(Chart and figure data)

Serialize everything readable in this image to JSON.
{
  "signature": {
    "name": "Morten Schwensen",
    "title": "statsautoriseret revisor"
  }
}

▶ BRIEF:
Each record above should be output again exactly.

▶ ANSWER:
Serialize everything readable in this image to JSON.
{
  "signature": {
    "name": "Morten Schwensen",
    "title": "statsautoriseret revisor"
  }
}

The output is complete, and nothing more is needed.